DIRECTIONS = Could you write out the records below exactly as they appear, leaving out any pictures?
>> begin DATASET ENTRIES
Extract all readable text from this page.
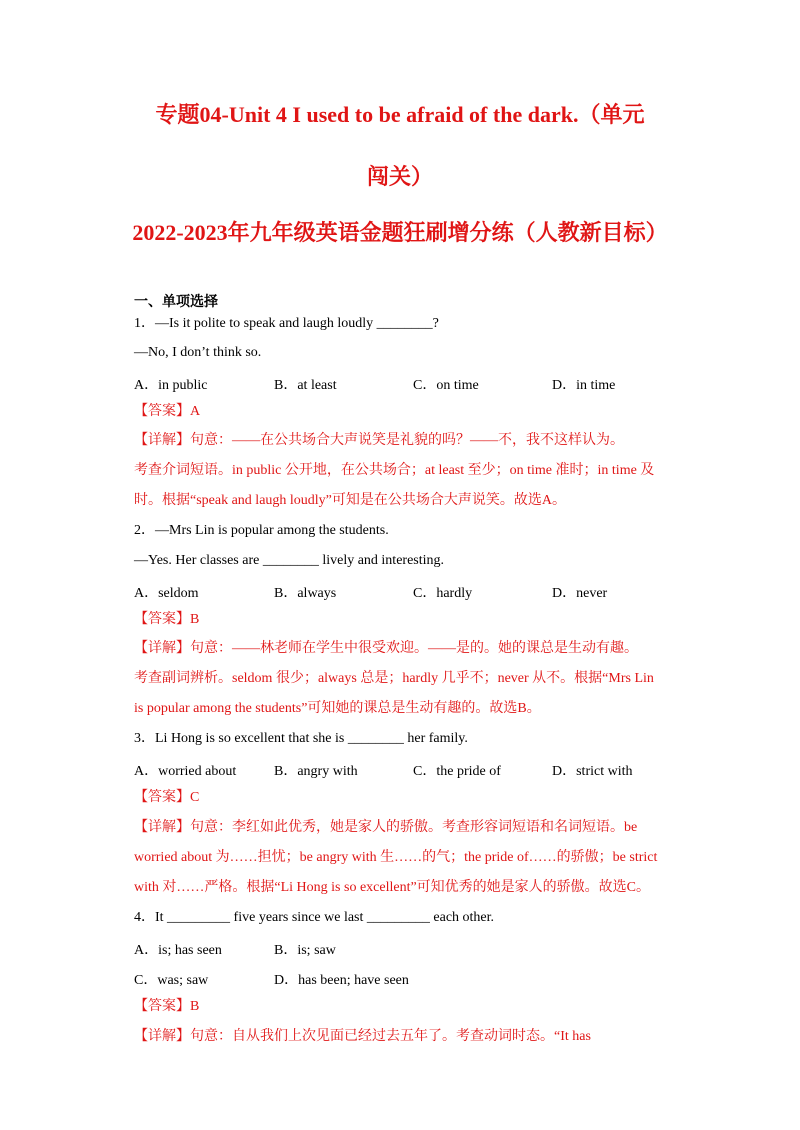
专题04-Unit 4 I used to be afraid of the dark.（单元
闯关）
2022-2023年九年级英语金题狂刷增分练（人教新目标）
一、单项选择
1．—Is it polite to speak and laugh loudly ________?
—No, I don’t think so.
A．in public	B．at least	C．on time	D．in time
【答案】A
【详解】句意：——在公共场合大声说笑是礼貌的吗？——不，我不这样认为。
考查介词短语。in public 公开地，在公共场合；at least 至少；on time 准时；in time 及
时。根据“speak and laugh loudly”可知是在公共场合大声说笑。故选A。
2．—Mrs Lin is popular among the students.
—Yes. Her classes are ________ lively and interesting.
A．seldom	B．always	C．hardly	D．never
【答案】B
【详解】句意：——林老师在学生中很受欢迎。——是的。她的课总是生动有趣。
考查副词辨析。seldom 很少；always 总是；hardly 几乎不；never 从不。根据“Mrs Lin
is popular among the students”可知她的课总是生动有趣的。故选B。
3．Li Hong is so excellent that she is ________ her family.
A．worried about	B．angry with	C．the pride of	D．strict with
【答案】C
【详解】句意：李红如此优秀，她是家人的骄傲。考查形容词短语和名词短语。be
worried about 为……担忧；be angry with 生……的气；the pride of……的骄傲；be strict
with 对……严格。根据“Li Hong is so excellent”可知优秀的她是家人的骄傲。故选C。
4．It _________ five years since we last _________ each other.
A．is; has seen	B．is; saw
C．was; saw	D．has been; have seen
【答案】B
【详解】句意：自从我们上次见面已经过去五年了。考查动词时态。“It has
>> end DATASET ENTRIES
CORRECT ANSWER =
Extract all readable text from this page.
专题04-Unit 4 I used to be afraid of the dark.（单元
闯关）
2022-2023年九年级英语金题狂刷增分练（人教新目标）
一、单项选择
1．—Is it polite to speak and laugh loudly ________?
—No, I don’t think so.
A．in public	B．at least	C．on time	D．in time
【答案】A
【详解】句意：——在公共场合大声说笑是礼貌的吗？——不，我不这样认为。
考查介词短语。in public 公开地，在公共场合；at least 至少；on time 准时；in time 及
时。根据“speak and laugh loudly”可知是在公共场合大声说笑。故选A。
2．—Mrs Lin is popular among the students.
—Yes. Her classes are ________ lively and interesting.
A．seldom	B．always	C．hardly	D．never
【答案】B
【详解】句意：——林老师在学生中很受欢迎。——是的。她的课总是生动有趣。
考查副词辨析。seldom 很少；always 总是；hardly 几乎不；never 从不。根据“Mrs Lin
is popular among the students”可知她的课总是生动有趣的。故选B。
3．Li Hong is so excellent that she is ________ her family.
A．worried about	B．angry with	C．the pride of	D．strict with
【答案】C
【详解】句意：李红如此优秀，她是家人的骄傲。考查形容词短语和名词短语。be
worried about 为……担忧；be angry with 生……的气；the pride of……的骄傲；be strict
with 对……严格。根据“Li Hong is so excellent”可知优秀的她是家人的骄傲。故选C。
4．It _________ five years since we last _________ each other.
A．is; has seen	B．is; saw
C．was; saw	D．has been; have seen
【答案】B
【详解】句意：自从我们上次见面已经过去五年了。考查动词时态。“It has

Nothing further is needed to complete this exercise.